Saved entries
========

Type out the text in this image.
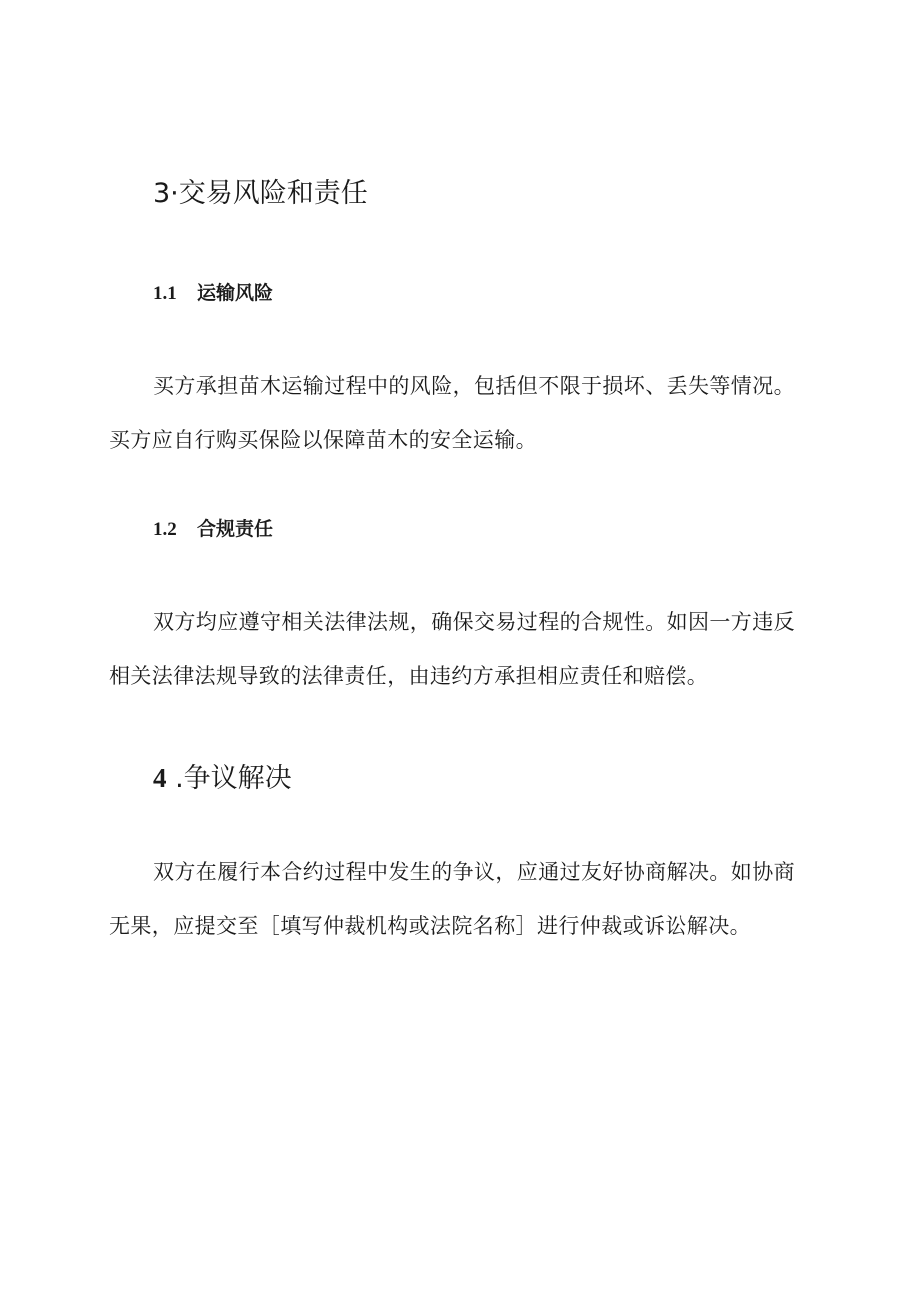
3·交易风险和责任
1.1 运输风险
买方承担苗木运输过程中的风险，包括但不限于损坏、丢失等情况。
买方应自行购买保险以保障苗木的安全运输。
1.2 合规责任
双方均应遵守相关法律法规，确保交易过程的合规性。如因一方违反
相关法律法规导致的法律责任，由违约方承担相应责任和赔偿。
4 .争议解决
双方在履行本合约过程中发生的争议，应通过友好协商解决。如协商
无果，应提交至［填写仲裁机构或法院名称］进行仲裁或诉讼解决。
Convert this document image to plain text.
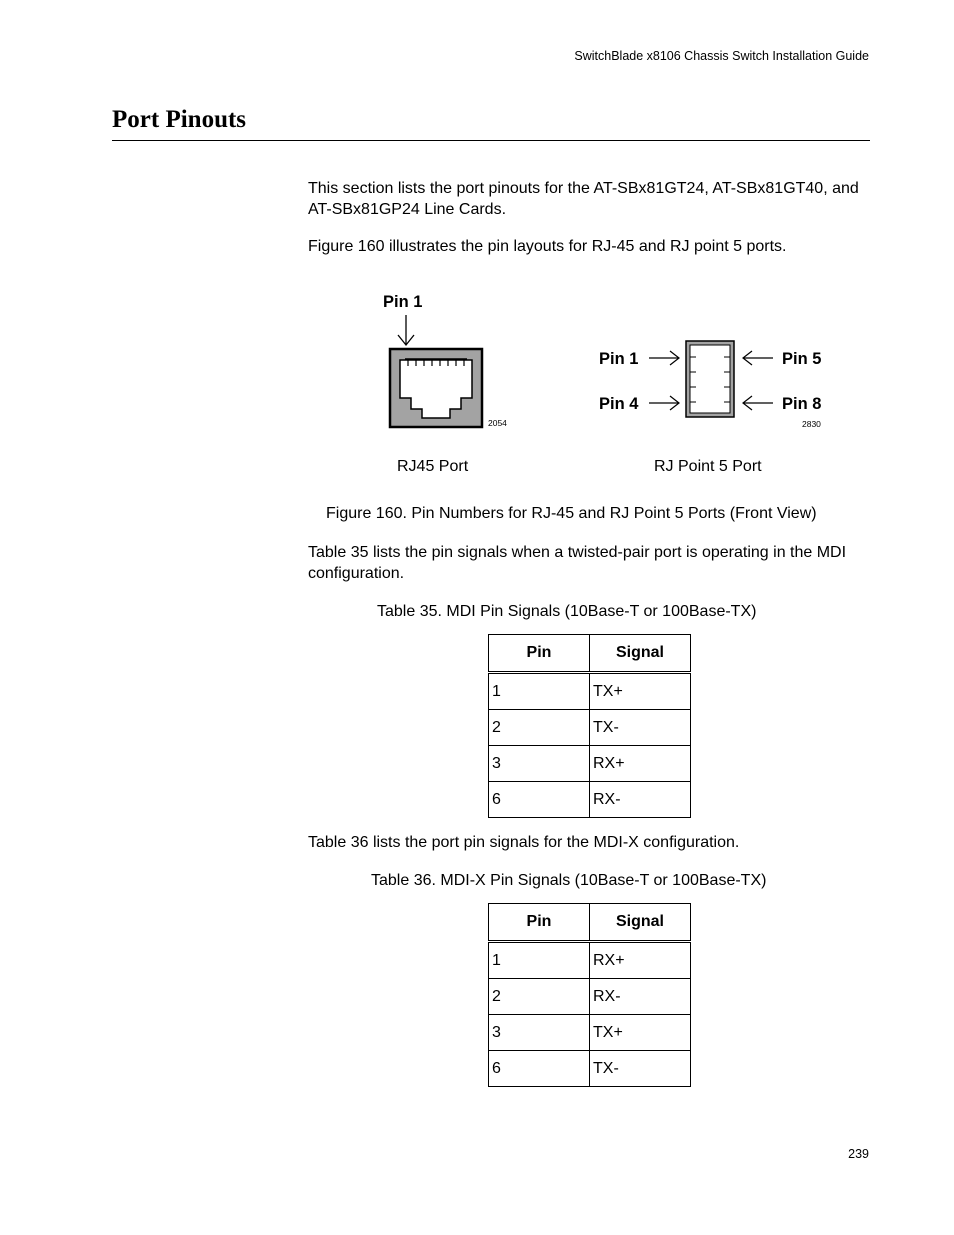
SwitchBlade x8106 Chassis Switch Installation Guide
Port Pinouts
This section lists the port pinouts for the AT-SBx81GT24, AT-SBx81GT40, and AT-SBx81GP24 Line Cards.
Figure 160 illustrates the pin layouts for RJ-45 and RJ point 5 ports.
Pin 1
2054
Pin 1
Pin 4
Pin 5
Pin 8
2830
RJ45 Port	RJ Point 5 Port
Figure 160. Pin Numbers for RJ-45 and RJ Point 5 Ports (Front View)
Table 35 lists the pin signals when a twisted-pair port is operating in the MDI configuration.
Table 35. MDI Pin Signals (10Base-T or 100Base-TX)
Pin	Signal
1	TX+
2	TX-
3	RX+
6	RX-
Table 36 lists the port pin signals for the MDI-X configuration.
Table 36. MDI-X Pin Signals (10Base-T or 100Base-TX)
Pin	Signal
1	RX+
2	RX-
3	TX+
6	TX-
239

========

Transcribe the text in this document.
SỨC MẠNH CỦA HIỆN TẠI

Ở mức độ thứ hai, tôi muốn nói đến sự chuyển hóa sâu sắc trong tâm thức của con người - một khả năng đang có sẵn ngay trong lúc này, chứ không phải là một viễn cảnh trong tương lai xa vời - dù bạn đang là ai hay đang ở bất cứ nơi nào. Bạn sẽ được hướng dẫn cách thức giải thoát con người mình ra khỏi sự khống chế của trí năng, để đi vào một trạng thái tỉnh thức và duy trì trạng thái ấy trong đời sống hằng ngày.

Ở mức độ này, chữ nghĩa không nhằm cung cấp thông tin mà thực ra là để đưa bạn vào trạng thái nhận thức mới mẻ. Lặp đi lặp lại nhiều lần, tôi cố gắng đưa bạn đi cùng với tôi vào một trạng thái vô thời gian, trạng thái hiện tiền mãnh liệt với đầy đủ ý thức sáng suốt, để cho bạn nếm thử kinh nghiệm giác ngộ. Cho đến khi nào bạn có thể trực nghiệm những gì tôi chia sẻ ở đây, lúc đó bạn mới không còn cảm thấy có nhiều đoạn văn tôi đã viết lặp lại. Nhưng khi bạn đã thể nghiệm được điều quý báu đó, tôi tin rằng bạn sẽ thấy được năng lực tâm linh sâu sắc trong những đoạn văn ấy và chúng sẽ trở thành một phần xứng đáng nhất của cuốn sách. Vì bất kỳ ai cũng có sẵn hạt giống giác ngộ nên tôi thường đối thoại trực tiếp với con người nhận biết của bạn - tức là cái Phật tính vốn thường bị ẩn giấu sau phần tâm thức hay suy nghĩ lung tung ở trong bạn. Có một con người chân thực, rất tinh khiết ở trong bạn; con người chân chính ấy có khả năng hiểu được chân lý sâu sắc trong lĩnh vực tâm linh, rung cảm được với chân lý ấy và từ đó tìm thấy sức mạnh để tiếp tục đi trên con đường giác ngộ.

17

========

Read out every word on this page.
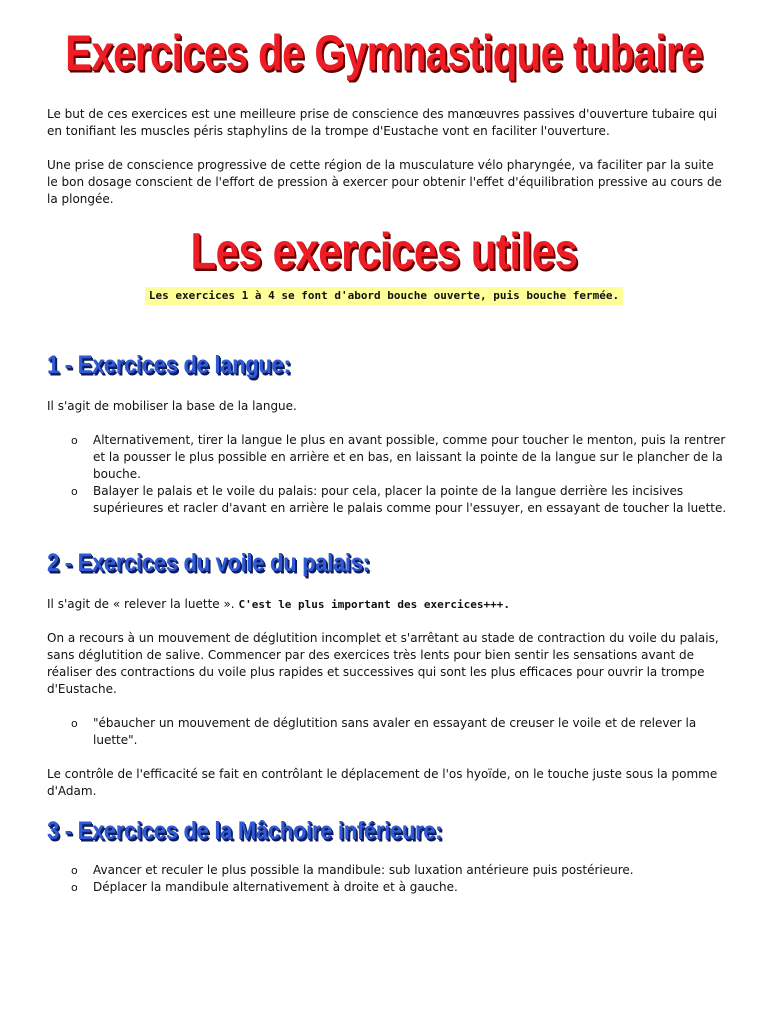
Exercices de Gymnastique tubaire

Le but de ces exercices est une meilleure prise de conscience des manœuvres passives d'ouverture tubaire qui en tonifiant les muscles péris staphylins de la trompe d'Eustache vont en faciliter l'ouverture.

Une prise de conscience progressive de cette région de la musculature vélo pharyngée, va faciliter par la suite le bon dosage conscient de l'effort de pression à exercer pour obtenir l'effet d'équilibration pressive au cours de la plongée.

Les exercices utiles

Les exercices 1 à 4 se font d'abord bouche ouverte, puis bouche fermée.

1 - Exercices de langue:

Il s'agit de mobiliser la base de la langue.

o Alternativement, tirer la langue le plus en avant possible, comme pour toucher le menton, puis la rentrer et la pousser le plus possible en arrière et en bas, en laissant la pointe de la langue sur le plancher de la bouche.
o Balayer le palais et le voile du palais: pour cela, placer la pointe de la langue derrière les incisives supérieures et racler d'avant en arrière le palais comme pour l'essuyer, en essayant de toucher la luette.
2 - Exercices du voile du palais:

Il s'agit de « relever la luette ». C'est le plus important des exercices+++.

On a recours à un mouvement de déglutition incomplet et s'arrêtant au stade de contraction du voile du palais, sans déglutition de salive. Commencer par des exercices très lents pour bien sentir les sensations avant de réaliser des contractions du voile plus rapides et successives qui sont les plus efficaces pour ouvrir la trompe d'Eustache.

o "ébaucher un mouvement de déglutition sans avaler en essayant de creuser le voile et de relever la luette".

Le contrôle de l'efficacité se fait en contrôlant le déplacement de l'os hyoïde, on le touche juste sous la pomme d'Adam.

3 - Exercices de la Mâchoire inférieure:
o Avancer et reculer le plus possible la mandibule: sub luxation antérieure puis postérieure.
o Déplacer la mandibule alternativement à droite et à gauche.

========

**Short problem**
Check each line of the records above for "image", and copy those that have it.

**Answer to the exercise**
Type out the text in this image.
Convert this document image to plain text.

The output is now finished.